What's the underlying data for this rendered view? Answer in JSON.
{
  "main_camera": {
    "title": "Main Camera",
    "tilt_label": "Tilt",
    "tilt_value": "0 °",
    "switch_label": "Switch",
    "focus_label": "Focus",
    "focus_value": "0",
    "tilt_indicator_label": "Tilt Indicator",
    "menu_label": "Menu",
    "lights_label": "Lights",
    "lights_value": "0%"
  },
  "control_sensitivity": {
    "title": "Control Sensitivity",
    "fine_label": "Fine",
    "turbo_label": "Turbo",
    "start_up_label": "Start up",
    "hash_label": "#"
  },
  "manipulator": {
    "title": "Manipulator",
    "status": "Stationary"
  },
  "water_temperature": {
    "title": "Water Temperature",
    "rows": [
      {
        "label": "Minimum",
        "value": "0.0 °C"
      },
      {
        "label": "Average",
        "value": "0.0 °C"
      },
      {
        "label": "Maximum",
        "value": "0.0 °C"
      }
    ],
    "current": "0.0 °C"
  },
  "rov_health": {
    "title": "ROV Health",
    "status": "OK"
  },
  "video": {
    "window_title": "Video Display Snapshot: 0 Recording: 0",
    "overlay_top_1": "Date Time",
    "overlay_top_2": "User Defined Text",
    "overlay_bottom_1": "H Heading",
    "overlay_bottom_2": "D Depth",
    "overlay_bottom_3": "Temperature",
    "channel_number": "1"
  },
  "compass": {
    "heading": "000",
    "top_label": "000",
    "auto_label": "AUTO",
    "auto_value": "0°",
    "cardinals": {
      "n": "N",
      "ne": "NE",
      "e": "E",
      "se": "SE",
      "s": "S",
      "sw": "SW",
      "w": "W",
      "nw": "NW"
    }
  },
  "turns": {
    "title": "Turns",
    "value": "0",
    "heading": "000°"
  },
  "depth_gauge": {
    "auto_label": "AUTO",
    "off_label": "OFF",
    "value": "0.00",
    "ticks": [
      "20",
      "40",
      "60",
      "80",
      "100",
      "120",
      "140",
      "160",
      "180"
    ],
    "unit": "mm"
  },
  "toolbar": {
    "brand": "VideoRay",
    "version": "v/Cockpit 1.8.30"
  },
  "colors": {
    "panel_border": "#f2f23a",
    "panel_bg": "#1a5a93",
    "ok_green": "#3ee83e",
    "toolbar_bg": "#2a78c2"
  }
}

● ● ● ● ●

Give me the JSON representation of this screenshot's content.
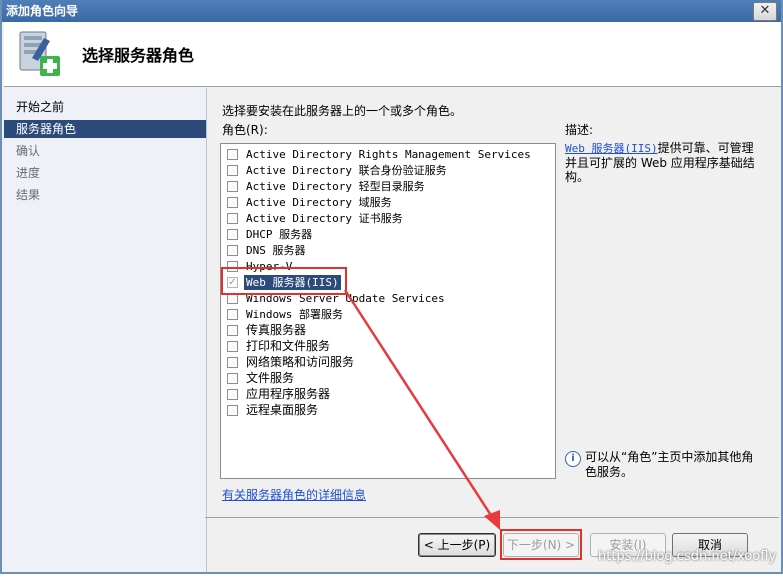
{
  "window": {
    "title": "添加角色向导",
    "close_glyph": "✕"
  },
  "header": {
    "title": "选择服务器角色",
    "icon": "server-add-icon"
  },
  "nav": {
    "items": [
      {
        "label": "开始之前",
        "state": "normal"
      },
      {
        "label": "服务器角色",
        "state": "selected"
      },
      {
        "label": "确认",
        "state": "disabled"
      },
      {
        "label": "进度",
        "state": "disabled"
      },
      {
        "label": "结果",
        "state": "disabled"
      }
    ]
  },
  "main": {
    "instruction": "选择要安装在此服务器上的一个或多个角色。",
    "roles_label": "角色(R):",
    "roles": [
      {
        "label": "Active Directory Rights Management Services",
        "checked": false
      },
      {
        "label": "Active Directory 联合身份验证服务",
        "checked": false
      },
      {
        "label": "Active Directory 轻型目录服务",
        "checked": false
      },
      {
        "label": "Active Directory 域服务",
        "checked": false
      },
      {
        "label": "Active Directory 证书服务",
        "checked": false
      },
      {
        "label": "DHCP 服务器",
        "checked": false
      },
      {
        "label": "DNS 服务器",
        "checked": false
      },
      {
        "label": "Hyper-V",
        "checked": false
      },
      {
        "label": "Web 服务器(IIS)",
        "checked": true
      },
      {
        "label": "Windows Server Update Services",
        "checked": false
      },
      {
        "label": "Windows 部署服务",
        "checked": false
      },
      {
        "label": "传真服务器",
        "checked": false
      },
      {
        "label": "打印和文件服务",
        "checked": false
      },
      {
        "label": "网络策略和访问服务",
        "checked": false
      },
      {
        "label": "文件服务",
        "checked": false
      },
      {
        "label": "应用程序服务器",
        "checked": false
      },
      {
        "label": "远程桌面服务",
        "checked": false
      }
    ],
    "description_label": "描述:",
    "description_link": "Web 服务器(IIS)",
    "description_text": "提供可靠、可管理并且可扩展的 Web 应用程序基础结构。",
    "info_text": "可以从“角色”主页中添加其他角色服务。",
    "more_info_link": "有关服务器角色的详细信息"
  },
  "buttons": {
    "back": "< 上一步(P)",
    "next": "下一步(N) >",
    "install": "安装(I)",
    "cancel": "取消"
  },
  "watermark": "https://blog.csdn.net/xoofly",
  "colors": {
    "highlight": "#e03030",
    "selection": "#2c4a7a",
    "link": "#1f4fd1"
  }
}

● ● ● ● ●

> [THE REQUEST] Find every line of the data that holds the string "this", then say how many there are and nothing else.

> [ANSWER TO THE PROBLEM] 2